**Your task**
All of the material below is to be repeated exactly.

**Task data**
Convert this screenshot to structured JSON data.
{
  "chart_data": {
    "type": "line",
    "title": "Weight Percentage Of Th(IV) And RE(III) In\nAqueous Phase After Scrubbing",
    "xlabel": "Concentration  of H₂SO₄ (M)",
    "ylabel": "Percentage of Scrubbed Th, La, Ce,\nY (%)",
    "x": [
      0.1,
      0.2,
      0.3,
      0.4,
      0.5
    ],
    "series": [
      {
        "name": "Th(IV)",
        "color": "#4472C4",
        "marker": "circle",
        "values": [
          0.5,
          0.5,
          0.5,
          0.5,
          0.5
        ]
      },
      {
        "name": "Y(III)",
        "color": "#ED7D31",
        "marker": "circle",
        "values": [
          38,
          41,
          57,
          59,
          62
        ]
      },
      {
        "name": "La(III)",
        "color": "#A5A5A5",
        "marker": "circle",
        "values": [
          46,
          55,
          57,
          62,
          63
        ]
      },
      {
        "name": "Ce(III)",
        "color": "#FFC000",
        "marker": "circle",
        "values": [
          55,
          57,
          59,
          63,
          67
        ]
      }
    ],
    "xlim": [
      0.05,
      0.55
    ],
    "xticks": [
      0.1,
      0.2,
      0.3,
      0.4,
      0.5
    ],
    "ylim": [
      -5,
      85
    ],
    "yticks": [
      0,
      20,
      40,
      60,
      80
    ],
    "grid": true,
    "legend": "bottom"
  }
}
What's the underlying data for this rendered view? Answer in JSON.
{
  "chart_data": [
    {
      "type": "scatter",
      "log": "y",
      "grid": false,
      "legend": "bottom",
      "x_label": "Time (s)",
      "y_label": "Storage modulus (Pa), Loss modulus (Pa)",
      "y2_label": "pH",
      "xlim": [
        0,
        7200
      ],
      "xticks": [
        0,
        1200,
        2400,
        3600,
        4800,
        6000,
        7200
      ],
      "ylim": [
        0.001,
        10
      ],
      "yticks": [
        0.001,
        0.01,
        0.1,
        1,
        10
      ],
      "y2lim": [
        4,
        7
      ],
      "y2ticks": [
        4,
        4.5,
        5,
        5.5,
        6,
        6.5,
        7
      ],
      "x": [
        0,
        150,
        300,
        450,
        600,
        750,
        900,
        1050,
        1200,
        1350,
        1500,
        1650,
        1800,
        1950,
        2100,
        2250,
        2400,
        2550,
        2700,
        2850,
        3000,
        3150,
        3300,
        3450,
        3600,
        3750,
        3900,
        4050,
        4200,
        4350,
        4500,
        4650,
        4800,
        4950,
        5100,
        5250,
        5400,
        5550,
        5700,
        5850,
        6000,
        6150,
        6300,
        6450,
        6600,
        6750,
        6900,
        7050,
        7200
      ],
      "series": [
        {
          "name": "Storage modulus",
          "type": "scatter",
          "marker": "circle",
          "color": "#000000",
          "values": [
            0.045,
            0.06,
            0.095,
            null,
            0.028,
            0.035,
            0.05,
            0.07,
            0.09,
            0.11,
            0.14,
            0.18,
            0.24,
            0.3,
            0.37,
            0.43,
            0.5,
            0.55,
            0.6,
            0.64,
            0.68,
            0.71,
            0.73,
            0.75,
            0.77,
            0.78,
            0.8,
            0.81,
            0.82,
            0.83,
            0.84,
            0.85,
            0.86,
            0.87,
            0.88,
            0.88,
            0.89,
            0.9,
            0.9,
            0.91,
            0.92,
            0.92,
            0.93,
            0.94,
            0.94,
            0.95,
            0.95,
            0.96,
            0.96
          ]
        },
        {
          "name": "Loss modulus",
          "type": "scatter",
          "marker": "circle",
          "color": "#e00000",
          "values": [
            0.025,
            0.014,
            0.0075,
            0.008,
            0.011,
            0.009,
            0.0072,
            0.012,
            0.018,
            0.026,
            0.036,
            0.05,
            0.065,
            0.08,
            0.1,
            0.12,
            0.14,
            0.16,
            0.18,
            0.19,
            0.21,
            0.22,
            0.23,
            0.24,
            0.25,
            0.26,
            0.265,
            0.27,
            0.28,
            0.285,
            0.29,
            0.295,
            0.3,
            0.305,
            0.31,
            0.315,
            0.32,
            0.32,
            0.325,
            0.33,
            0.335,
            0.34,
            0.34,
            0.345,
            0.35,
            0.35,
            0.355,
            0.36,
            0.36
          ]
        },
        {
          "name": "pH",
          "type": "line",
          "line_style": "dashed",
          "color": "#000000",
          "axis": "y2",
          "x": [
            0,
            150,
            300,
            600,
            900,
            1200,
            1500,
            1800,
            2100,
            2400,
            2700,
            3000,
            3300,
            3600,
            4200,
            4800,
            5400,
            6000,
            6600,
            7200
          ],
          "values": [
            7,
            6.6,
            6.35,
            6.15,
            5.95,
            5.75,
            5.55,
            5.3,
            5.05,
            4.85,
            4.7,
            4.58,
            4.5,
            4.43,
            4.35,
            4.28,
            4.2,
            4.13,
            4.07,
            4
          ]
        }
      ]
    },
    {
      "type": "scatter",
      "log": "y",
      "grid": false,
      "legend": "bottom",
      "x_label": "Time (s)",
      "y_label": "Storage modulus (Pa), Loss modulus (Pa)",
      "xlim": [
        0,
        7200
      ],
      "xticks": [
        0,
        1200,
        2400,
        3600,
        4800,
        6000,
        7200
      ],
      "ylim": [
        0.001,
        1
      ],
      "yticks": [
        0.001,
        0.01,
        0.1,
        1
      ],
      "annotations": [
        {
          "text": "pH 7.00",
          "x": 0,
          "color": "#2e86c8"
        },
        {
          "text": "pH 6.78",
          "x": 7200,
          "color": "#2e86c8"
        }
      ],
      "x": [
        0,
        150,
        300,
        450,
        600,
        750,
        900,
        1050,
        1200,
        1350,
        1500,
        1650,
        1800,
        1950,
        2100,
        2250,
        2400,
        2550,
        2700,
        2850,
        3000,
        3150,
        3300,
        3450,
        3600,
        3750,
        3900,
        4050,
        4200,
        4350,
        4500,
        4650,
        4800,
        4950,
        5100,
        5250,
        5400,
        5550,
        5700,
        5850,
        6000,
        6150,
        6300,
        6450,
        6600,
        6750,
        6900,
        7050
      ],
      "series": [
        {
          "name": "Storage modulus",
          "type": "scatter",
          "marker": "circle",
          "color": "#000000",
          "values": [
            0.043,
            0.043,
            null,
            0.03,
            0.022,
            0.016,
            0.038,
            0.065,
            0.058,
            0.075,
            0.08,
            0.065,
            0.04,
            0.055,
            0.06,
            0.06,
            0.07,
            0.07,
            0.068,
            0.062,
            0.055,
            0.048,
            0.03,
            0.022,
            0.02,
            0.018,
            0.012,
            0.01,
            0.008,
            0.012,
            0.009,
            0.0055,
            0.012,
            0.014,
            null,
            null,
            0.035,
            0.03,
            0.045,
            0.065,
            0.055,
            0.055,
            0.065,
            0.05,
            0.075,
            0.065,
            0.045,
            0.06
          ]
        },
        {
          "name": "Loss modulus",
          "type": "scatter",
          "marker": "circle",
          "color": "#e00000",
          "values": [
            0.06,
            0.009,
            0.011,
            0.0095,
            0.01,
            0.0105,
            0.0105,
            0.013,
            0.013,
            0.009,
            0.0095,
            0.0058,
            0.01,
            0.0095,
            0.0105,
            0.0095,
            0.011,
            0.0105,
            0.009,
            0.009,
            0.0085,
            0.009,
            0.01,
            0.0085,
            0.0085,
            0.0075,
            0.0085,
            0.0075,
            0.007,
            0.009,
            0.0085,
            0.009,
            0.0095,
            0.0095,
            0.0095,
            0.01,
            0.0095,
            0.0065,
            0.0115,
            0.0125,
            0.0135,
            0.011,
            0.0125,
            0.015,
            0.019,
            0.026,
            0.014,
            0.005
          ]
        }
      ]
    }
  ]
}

**Exercise solution**
Convert this screenshot to structured JSON data.
{
  "chart_data": {
    "type": "line",
    "title": "Weight Percentage Of Th(IV) And RE(III) In\nAqueous Phase After Scrubbing",
    "xlabel": "Concentration  of H₂SO₄ (M)",
    "ylabel": "Percentage of Scrubbed Th, La, Ce,\nY (%)",
    "x": [
      0.1,
      0.2,
      0.3,
      0.4,
      0.5
    ],
    "series": [
      {
        "name": "Th(IV)",
        "color": "#4472C4",
        "marker": "circle",
        "values": [
          0.5,
          0.5,
          0.5,
          0.5,
          0.5
        ]
      },
      {
        "name": "Y(III)",
        "color": "#ED7D31",
        "marker": "circle",
        "values": [
          38,
          41,
          57,
          59,
          62
        ]
      },
      {
        "name": "La(III)",
        "color": "#A5A5A5",
        "marker": "circle",
        "values": [
          46,
          55,
          57,
          62,
          63
        ]
      },
      {
        "name": "Ce(III)",
        "color": "#FFC000",
        "marker": "circle",
        "values": [
          55,
          57,
          59,
          63,
          67
        ]
      }
    ],
    "xlim": [
      0.05,
      0.55
    ],
    "xticks": [
      0.1,
      0.2,
      0.3,
      0.4,
      0.5
    ],
    "ylim": [
      -5,
      85
    ],
    "yticks": [
      0,
      20,
      40,
      60,
      80
    ],
    "grid": true,
    "legend": "bottom"
  }
}
What's the underlying data for this rendered view? Answer in JSON.
{
  "chart_data": [
    {
      "type": "scatter",
      "log": "y",
      "grid": false,
      "legend": "bottom",
      "x_label": "Time (s)",
      "y_label": "Storage modulus (Pa), Loss modulus (Pa)",
      "y2_label": "pH",
      "xlim": [
        0,
        7200
      ],
      "xticks": [
        0,
        1200,
        2400,
        3600,
        4800,
        6000,
        7200
      ],
      "ylim": [
        0.001,
        10
      ],
      "yticks": [
        0.001,
        0.01,
        0.1,
        1,
        10
      ],
      "y2lim": [
        4,
        7
      ],
      "y2ticks": [
        4,
        4.5,
        5,
        5.5,
        6,
        6.5,
        7
      ],
      "x": [
        0,
        150,
        300,
        450,
        600,
        750,
        900,
        1050,
        1200,
        1350,
        1500,
        1650,
        1800,
        1950,
        2100,
        2250,
        2400,
        2550,
        2700,
        2850,
        3000,
        3150,
        3300,
        3450,
        3600,
        3750,
        3900,
        4050,
        4200,
        4350,
        4500,
        4650,
        4800,
        4950,
        5100,
        5250,
        5400,
        5550,
        5700,
        5850,
        6000,
        6150,
        6300,
        6450,
        6600,
        6750,
        6900,
        7050,
        7200
      ],
      "series": [
        {
          "name": "Storage modulus",
          "type": "scatter",
          "marker": "circle",
          "color": "#000000",
          "values": [
            0.045,
            0.06,
            0.095,
            null,
            0.028,
            0.035,
            0.05,
            0.07,
            0.09,
            0.11,
            0.14,
            0.18,
            0.24,
            0.3,
            0.37,
            0.43,
            0.5,
            0.55,
            0.6,
            0.64,
            0.68,
            0.71,
            0.73,
            0.75,
            0.77,
            0.78,
            0.8,
            0.81,
            0.82,
            0.83,
            0.84,
            0.85,
            0.86,
            0.87,
            0.88,
            0.88,
            0.89,
            0.9,
            0.9,
            0.91,
            0.92,
            0.92,
            0.93,
            0.94,
            0.94,
            0.95,
            0.95,
            0.96,
            0.96
          ]
        },
        {
          "name": "Loss modulus",
          "type": "scatter",
          "marker": "circle",
          "color": "#e00000",
          "values": [
            0.025,
            0.014,
            0.0075,
            0.008,
            0.011,
            0.009,
            0.0072,
            0.012,
            0.018,
            0.026,
            0.036,
            0.05,
            0.065,
            0.08,
            0.1,
            0.12,
            0.14,
            0.16,
            0.18,
            0.19,
            0.21,
            0.22,
            0.23,
            0.24,
            0.25,
            0.26,
            0.265,
            0.27,
            0.28,
            0.285,
            0.29,
            0.295,
            0.3,
            0.305,
            0.31,
            0.315,
            0.32,
            0.32,
            0.325,
            0.33,
            0.335,
            0.34,
            0.34,
            0.345,
            0.35,
            0.35,
            0.355,
            0.36,
            0.36
          ]
        },
        {
          "name": "pH",
          "type": "line",
          "line_style": "dashed",
          "color": "#000000",
          "axis": "y2",
          "x": [
            0,
            150,
            300,
            600,
            900,
            1200,
            1500,
            1800,
            2100,
            2400,
            2700,
            3000,
            3300,
            3600,
            4200,
            4800,
            5400,
            6000,
            6600,
            7200
          ],
          "values": [
            7,
            6.6,
            6.35,
            6.15,
            5.95,
            5.75,
            5.55,
            5.3,
            5.05,
            4.85,
            4.7,
            4.58,
            4.5,
            4.43,
            4.35,
            4.28,
            4.2,
            4.13,
            4.07,
            4
          ]
        }
      ]
    },
    {
      "type": "scatter",
      "log": "y",
      "grid": false,
      "legend": "bottom",
      "x_label": "Time (s)",
      "y_label": "Storage modulus (Pa), Loss modulus (Pa)",
      "xlim": [
        0,
        7200
      ],
      "xticks": [
        0,
        1200,
        2400,
        3600,
        4800,
        6000,
        7200
      ],
      "ylim": [
        0.001,
        1
      ],
      "yticks": [
        0.001,
        0.01,
        0.1,
        1
      ],
      "annotations": [
        {
          "text": "pH 7.00",
          "x": 0,
          "color": "#2e86c8"
        },
        {
          "text": "pH 6.78",
          "x": 7200,
          "color": "#2e86c8"
        }
      ],
      "x": [
        0,
        150,
        300,
        450,
        600,
        750,
        900,
        1050,
        1200,
        1350,
        1500,
        1650,
        1800,
        1950,
        2100,
        2250,
        2400,
        2550,
        2700,
        2850,
        3000,
        3150,
        3300,
        3450,
        3600,
        3750,
        3900,
        4050,
        4200,
        4350,
        4500,
        4650,
        4800,
        4950,
        5100,
        5250,
        5400,
        5550,
        5700,
        5850,
        6000,
        6150,
        6300,
        6450,
        6600,
        6750,
        6900,
        7050
      ],
      "series": [
        {
          "name": "Storage modulus",
          "type": "scatter",
          "marker": "circle",
          "color": "#000000",
          "values": [
            0.043,
            0.043,
            null,
            0.03,
            0.022,
            0.016,
            0.038,
            0.065,
            0.058,
            0.075,
            0.08,
            0.065,
            0.04,
            0.055,
            0.06,
            0.06,
            0.07,
            0.07,
            0.068,
            0.062,
            0.055,
            0.048,
            0.03,
            0.022,
            0.02,
            0.018,
            0.012,
            0.01,
            0.008,
            0.012,
            0.009,
            0.0055,
            0.012,
            0.014,
            null,
            null,
            0.035,
            0.03,
            0.045,
            0.065,
            0.055,
            0.055,
            0.065,
            0.05,
            0.075,
            0.065,
            0.045,
            0.06
          ]
        },
        {
          "name": "Loss modulus",
          "type": "scatter",
          "marker": "circle",
          "color": "#e00000",
          "values": [
            0.06,
            0.009,
            0.011,
            0.0095,
            0.01,
            0.0105,
            0.0105,
            0.013,
            0.013,
            0.009,
            0.0095,
            0.0058,
            0.01,
            0.0095,
            0.0105,
            0.0095,
            0.011,
            0.0105,
            0.009,
            0.009,
            0.0085,
            0.009,
            0.01,
            0.0085,
            0.0085,
            0.0075,
            0.0085,
            0.0075,
            0.007,
            0.009,
            0.0085,
            0.009,
            0.0095,
            0.0095,
            0.0095,
            0.01,
            0.0095,
            0.0065,
            0.0115,
            0.0125,
            0.0135,
            0.011,
            0.0125,
            0.015,
            0.019,
            0.026,
            0.014,
            0.005
          ]
        }
      ]
    }
  ]
}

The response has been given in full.